◆ TASK SET
A: List the usernames of everyone who posts a comment in the FreeBSD and Linux discussion below.
B: In the FreeBSD and Linux discussion below, which laptop series does theragra say generally works well but is not on the Ubuntu list?
C: Reproduce the part of the FreeBSD and Linux discussion below starting with "shrubble: This happened" and going on through "would be huge.".

◆ SELECTED EXTRACT
•••
fullstop: It seems like the best way to get WiFi working in FreeBSD is to run Linux in bhyve and tunnel your connections through there.
guenthert: Yeah, compare to https://ubuntu.com/certified/laptops it is.Years ago, there was a project combining Debian with the kernel from FreeBSD. That never made sense to me and the project seems to have died meanwhile. More sensible, IMHO, might be to bolt the FreeBSD user space unto the Linux kernel. That way one would get fairly broad and current hardware support and could still enjoy a classic Unix look&feel and stable ABI.
shrubble: This happened exactly to me also, I suspect some flexing in the motherboard or other component; right now it is complaining about the RAM and reseating hasn’t fixed it. Great laptop otherwise however!
theragra: Moreover, many laptops working on Linux perfectly, are not Ubuntu certified. Lenovo Legion series generally works well, but it is not in the Ubuntu list. Id we'd make a list of all 8/10 or more compatible laptops, it would be huge.
bionsystem: Incus is pretty damn good to be fair. You can mix and match VMs and containers, the terraform provider "just works", the setup is fast and easy, it plays well with ZFS. Now I wouldn't be surprised if it still lags jails (or Illumos Zones) in robustness or some capabilities but I'm a happy user of them now.
•••
◆ INFORMATION SHOWN

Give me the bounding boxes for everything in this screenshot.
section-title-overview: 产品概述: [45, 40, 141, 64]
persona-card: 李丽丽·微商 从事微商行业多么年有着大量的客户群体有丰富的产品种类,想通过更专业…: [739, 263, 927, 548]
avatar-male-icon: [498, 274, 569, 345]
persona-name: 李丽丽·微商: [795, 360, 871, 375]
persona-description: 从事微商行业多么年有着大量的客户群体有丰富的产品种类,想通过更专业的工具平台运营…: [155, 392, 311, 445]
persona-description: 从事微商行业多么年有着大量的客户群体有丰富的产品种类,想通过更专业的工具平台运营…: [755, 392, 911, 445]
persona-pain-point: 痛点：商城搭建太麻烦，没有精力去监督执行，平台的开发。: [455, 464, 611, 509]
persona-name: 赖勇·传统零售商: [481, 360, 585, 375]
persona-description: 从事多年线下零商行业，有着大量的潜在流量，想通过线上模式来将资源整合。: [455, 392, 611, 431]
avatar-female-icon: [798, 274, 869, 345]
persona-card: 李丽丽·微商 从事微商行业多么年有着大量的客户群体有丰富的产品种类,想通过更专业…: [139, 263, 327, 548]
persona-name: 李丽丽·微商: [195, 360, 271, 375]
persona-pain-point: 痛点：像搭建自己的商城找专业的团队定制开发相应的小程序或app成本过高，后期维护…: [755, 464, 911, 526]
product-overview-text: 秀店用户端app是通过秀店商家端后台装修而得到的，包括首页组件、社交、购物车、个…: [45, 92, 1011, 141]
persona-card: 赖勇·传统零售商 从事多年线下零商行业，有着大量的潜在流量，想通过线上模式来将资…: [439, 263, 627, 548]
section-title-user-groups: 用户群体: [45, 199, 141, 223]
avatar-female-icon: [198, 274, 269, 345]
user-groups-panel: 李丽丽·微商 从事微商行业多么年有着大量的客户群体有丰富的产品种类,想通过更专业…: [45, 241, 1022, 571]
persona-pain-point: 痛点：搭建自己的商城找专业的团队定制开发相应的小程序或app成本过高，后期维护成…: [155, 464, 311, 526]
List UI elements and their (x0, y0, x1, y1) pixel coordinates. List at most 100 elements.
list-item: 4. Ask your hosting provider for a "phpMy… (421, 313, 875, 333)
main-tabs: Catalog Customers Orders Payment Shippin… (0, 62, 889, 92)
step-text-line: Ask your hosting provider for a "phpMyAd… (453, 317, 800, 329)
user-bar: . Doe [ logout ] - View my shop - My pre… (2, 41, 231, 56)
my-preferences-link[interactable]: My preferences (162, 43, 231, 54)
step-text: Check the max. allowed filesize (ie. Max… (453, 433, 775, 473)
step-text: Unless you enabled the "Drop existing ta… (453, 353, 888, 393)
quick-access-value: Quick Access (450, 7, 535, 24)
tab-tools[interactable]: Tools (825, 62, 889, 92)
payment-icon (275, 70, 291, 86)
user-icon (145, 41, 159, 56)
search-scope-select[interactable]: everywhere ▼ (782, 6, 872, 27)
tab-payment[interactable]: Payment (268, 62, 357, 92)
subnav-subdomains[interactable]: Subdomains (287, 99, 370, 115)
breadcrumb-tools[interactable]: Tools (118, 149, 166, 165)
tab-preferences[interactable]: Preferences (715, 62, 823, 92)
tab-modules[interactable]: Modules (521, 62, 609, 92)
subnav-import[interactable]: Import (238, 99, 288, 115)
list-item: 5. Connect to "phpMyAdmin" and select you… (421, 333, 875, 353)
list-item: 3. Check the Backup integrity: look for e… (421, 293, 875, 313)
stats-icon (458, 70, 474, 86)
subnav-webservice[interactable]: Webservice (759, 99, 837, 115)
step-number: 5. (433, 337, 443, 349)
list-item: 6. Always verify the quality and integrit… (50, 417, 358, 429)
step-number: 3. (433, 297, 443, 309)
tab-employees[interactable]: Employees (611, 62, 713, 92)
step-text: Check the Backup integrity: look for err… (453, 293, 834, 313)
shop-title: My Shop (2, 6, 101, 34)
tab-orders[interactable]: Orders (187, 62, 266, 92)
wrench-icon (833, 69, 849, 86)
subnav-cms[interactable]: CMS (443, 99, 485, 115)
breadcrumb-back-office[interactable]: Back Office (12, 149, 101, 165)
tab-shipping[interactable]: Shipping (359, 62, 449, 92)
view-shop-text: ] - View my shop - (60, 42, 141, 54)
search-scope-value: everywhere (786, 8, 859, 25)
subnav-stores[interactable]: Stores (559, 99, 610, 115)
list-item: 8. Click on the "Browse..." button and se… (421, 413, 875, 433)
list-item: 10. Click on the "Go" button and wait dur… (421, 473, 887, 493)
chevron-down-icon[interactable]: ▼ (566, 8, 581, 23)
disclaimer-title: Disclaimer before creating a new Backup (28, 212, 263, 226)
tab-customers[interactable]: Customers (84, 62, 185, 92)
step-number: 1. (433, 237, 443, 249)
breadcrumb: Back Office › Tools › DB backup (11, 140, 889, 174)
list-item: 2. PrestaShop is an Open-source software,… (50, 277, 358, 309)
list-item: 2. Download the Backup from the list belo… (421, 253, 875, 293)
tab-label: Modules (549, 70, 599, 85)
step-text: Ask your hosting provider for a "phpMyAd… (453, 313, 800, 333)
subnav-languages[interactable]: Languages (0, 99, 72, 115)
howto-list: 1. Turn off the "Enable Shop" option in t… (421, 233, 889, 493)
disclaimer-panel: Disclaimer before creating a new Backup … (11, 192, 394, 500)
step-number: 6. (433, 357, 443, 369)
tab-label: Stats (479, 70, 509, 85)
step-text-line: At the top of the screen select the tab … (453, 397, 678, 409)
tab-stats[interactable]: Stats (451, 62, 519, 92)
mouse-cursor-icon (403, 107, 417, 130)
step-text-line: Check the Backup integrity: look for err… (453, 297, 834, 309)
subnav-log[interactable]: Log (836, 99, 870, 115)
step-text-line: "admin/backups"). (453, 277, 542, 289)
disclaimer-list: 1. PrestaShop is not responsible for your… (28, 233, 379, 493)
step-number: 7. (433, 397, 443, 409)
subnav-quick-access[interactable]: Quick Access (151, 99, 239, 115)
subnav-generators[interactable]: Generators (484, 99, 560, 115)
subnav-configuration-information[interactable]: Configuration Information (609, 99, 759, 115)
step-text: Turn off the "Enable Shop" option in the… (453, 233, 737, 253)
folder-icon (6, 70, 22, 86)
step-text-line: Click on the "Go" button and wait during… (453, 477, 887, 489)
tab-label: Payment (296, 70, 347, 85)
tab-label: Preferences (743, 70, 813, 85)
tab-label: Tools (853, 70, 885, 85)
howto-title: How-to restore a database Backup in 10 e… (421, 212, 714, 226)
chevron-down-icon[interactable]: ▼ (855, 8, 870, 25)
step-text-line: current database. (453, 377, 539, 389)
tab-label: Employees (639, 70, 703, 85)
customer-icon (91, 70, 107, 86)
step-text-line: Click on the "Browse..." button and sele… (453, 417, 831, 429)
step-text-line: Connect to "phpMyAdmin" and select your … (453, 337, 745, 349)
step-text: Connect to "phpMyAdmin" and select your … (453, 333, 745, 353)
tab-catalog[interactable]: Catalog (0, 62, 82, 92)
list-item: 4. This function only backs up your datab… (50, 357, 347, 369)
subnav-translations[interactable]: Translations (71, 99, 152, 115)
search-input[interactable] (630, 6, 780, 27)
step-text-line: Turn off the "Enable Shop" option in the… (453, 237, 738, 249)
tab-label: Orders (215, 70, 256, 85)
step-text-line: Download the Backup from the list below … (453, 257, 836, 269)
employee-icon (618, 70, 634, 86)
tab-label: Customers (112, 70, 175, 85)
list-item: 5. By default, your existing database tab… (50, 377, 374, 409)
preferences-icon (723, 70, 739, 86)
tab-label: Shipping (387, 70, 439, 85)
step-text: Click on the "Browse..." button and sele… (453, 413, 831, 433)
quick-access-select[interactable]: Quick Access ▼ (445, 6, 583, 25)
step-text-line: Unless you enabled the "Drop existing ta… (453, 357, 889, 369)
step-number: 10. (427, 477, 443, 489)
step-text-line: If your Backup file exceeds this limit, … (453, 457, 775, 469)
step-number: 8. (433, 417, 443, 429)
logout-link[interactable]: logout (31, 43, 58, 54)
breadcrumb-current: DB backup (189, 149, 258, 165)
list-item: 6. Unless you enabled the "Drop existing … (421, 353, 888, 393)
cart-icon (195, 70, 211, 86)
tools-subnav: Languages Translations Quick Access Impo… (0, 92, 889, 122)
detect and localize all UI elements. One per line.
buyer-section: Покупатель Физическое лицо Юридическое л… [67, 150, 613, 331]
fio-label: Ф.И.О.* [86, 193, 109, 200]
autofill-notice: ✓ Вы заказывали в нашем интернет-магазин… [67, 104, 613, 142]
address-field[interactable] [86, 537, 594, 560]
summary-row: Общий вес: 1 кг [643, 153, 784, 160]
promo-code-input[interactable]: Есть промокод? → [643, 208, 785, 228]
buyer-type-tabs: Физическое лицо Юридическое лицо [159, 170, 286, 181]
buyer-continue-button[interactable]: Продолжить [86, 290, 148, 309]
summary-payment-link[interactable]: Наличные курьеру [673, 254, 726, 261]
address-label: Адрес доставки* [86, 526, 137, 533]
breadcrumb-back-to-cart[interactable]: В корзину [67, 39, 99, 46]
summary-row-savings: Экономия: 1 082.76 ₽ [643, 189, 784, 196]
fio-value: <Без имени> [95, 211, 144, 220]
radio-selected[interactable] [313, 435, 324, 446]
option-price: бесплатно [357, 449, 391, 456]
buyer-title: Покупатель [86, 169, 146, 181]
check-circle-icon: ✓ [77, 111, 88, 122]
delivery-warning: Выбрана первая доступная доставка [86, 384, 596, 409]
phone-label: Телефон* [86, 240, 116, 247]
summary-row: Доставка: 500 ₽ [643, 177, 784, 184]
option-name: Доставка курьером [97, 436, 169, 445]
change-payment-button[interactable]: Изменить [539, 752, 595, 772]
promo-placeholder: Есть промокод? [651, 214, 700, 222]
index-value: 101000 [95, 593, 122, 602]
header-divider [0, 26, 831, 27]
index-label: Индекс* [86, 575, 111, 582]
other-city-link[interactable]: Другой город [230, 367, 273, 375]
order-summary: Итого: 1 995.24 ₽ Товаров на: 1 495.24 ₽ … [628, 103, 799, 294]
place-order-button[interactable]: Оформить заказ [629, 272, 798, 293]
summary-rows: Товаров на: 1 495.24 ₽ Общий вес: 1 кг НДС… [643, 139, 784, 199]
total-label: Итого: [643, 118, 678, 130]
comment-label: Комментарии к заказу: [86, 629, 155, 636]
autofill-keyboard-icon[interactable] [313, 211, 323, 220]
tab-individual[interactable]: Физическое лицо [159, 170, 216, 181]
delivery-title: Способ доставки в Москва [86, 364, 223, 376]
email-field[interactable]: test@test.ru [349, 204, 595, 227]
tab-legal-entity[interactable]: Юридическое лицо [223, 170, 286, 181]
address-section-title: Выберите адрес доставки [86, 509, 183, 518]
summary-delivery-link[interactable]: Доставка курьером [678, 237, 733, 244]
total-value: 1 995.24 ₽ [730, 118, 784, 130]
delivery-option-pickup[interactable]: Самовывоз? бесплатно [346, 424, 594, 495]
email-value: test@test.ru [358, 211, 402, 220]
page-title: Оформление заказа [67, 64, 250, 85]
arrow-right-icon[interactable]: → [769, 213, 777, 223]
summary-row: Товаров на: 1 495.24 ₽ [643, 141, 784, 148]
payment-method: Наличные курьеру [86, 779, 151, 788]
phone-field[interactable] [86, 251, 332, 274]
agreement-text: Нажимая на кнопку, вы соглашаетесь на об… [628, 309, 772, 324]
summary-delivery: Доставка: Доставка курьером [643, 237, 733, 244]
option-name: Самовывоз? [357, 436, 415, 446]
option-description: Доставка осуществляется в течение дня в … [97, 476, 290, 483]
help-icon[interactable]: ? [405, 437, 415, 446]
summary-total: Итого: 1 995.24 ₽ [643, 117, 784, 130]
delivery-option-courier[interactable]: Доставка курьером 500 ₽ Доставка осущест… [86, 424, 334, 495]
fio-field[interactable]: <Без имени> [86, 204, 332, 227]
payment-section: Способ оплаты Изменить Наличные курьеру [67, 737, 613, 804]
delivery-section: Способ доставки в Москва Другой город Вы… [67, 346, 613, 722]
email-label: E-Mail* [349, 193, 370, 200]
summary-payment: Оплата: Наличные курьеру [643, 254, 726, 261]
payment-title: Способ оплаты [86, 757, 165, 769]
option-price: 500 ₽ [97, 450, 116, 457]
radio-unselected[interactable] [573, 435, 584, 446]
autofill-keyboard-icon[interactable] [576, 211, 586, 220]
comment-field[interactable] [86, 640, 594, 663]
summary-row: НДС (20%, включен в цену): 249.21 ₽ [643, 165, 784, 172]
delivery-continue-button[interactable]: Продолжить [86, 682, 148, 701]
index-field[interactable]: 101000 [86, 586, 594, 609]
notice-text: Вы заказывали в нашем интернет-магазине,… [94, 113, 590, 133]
•••
◆ COMPLETED EXERCISE
A: fullstop, guenthert, shrubble, theragra, bionsystem

B: The Lenovo Legion series.

C:
shrubble: This happened exactly to me also, I suspect some flexing in the motherboard or other component; right now it is complaining about the RAM and reseating hasn’t fixed it. Great laptop otherwise however!
theragra: Moreover, many laptops working on Linux perfectly, are not Ubuntu certified. Lenovo Legion series generally works well, but it is not in the Ubuntu list. Id we'd make a list of all 8/10 or more compatible laptops, it would be huge.